Single by The Wombles

from the album Keep On Wombling
- B-side: "Madame Cholet"
- Released: November 1974
- Genre: Glam rock, Christmas, children's music
- Length: 3:18
- Label: CBS
- Songwriter: Mike Batt
- Producer: Mike Batt

The Wombles singles chronology
| "Minuetto Allegretto" (1974) | "Wombling Merry Christmas" (1974) | "Wombling White Tie and Tails (Foxtrot)" (1975) |

Music video
- "Wombling Merry Christmas" on YouTube

= Wombling Merry Christmas =

"Wombling Merry Christmas" is a Christmas song written by Mike Batt, and recorded by British band the Wombles. Released in November 1974, the song rose to a peak of No. 2 on the UK Singles Chart in December that year, spending 8 weeks in the chart. The song was also released in West Germany, but failed to chart.

== Music video ==
The video was recorded in 2011 as part of a re-release that year and shows the Wombles dancing to the song. The band also appeared on Top of the Pops performing the song over Christmas 1974.

== Reception ==
Despite significant success, the song was widely mocked on release. However, the song, labelled as "innocent", and likened to "golden tears falling from heaven" was liked by many, and was described in 2011 as "actually sound[ing] good this time around". Bob Stanley described it as having "more bonhomie than a dozen boxes of crackers".

Later on, Mike Batt remarked on this criticism of the song, saying "...I wrote Wombling Merry Christmas, so I'm not scared of cliches", and that "back in the 1970s people were more in tune with the spirit of these songs".

▬▬▬

> **Written request 1**
In the article on "Wombling Merry Christmas", what was the song's peak position on the UK Singles Chart?
> **Written request 2**
Count the lines of the listing that contain the string "select", treating uppercase and lowercase as different. Give only the number.

> **Input data**
▬▬▬

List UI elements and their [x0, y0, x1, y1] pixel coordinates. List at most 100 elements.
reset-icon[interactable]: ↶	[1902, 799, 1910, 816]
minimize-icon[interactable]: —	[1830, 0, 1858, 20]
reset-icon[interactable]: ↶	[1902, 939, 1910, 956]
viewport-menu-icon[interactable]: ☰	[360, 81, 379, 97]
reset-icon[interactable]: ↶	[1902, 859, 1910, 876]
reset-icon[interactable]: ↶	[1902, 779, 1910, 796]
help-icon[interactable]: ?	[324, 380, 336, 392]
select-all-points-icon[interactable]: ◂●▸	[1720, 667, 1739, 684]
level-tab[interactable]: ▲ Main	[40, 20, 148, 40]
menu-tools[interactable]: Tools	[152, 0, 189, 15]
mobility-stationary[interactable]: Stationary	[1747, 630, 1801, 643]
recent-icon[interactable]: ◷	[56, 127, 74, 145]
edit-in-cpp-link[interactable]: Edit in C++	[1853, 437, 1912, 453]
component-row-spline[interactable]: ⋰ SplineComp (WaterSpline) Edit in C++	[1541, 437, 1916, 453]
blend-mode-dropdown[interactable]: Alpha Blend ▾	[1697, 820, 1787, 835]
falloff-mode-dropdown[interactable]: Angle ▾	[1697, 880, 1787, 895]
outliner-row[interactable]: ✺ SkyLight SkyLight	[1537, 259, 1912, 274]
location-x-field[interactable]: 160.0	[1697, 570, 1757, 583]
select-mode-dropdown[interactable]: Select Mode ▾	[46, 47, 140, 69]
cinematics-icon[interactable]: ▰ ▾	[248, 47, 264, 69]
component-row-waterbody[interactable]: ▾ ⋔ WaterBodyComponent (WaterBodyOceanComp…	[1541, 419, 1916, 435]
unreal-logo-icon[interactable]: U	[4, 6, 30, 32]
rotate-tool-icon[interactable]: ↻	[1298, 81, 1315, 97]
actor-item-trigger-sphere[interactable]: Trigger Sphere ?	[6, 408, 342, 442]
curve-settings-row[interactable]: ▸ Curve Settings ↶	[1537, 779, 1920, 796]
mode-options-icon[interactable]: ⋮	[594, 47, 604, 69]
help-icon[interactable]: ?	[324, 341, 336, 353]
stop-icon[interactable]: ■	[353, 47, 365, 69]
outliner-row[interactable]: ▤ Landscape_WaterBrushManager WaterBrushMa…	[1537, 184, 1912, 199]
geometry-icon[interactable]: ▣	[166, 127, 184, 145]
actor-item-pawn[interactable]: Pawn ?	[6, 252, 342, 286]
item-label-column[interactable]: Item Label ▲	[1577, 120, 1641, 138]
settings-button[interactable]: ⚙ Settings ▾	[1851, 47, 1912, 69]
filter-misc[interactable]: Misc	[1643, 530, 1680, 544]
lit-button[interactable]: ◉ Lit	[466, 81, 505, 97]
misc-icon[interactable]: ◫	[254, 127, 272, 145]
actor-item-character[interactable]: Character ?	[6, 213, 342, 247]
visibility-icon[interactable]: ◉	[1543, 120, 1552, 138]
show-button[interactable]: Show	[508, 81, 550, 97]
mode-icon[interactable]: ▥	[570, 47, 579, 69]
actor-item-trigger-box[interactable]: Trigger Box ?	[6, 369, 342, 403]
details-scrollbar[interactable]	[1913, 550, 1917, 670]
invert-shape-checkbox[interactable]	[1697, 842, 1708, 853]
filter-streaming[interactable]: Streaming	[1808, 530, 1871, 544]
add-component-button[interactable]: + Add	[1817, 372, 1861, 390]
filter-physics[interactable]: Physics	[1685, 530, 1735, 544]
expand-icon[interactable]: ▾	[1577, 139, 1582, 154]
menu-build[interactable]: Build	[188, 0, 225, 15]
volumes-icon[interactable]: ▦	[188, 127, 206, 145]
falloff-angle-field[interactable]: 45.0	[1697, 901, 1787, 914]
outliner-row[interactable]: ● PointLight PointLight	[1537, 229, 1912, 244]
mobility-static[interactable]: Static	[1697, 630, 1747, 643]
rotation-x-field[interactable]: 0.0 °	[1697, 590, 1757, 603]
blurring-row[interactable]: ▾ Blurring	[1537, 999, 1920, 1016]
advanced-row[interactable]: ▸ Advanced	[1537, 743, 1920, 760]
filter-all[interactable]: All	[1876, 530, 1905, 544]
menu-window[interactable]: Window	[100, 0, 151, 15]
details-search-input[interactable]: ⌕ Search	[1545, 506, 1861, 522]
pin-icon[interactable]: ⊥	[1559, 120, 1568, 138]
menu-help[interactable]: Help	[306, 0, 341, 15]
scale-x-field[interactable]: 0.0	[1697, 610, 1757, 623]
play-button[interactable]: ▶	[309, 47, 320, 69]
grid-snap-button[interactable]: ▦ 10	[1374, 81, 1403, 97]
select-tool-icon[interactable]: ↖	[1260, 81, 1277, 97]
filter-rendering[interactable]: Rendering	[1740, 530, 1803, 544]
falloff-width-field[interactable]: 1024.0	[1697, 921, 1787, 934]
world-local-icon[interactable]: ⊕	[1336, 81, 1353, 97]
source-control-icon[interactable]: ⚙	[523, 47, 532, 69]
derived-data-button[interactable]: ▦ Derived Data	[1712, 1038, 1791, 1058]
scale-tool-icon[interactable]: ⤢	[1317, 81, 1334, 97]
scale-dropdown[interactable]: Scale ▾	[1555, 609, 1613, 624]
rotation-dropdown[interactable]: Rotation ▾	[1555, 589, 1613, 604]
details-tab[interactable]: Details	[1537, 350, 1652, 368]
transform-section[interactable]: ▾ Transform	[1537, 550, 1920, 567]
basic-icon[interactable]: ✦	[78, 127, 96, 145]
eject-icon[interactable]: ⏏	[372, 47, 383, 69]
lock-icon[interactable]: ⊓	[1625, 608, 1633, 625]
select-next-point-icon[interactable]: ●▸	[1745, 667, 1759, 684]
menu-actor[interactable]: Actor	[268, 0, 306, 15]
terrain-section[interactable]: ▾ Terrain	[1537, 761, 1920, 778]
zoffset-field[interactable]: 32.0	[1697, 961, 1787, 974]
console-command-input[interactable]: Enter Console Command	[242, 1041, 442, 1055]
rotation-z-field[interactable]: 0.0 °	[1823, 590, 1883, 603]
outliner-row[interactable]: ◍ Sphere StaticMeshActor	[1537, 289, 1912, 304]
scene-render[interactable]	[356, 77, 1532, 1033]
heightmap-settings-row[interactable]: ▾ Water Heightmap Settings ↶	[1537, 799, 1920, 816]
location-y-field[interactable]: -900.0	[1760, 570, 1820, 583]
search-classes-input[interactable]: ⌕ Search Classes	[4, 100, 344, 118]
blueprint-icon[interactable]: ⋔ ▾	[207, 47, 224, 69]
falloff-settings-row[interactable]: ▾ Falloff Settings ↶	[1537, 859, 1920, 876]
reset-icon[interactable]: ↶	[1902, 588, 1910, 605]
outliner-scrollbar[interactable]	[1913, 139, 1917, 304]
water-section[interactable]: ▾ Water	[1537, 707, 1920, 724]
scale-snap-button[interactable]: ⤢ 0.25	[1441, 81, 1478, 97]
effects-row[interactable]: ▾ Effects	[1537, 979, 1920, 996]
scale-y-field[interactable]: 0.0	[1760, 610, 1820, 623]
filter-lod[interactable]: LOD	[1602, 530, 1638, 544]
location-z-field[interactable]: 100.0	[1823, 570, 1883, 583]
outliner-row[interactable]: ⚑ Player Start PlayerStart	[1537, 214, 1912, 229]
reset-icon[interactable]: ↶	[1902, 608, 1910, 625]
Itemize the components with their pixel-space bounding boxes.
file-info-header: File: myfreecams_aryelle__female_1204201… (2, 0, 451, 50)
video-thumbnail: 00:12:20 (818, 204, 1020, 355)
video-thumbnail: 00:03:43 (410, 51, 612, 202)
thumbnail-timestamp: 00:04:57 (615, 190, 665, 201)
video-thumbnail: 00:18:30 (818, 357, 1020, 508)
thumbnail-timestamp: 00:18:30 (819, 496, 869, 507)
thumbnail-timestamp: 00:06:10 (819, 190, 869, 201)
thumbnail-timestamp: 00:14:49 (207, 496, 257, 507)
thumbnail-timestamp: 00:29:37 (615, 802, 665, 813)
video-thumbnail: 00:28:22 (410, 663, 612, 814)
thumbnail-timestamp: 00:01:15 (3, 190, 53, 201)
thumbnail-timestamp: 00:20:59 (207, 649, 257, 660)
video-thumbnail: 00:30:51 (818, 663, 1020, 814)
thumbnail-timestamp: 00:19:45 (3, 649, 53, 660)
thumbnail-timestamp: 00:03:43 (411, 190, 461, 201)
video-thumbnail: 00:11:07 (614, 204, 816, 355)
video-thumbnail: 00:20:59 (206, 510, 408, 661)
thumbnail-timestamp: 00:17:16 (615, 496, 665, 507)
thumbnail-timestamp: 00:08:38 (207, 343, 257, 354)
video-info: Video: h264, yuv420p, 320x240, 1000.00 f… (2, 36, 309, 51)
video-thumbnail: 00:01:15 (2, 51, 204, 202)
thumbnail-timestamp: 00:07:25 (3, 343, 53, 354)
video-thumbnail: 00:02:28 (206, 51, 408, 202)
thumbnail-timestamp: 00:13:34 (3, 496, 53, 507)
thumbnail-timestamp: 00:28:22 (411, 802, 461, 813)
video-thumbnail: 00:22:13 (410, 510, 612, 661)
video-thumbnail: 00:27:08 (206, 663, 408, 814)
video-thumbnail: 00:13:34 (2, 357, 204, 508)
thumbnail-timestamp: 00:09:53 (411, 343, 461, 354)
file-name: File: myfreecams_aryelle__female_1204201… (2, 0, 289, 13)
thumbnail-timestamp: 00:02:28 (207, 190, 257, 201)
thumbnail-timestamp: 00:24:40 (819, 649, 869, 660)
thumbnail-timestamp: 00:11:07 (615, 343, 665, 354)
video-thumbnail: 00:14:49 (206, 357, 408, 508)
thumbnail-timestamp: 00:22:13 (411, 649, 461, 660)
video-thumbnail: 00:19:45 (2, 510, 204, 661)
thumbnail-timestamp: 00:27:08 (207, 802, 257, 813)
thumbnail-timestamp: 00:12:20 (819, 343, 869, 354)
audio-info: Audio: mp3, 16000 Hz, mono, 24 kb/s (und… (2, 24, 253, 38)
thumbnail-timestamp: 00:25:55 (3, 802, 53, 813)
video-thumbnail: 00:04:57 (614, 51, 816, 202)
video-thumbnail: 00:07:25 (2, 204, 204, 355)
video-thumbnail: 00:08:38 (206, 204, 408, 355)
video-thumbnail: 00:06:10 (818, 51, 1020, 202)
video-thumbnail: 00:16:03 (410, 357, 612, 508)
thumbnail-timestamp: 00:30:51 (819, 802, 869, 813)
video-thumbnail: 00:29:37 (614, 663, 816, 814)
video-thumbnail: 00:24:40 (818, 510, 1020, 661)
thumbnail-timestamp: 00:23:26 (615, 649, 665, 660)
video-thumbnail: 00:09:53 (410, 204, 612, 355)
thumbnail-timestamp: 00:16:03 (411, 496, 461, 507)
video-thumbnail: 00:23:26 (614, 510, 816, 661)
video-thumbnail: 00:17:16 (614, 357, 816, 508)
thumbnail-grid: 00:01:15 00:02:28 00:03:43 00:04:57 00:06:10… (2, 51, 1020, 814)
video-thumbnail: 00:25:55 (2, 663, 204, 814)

▬▬▬

> **Written response 1**
No. 2

> **Written response 2**
4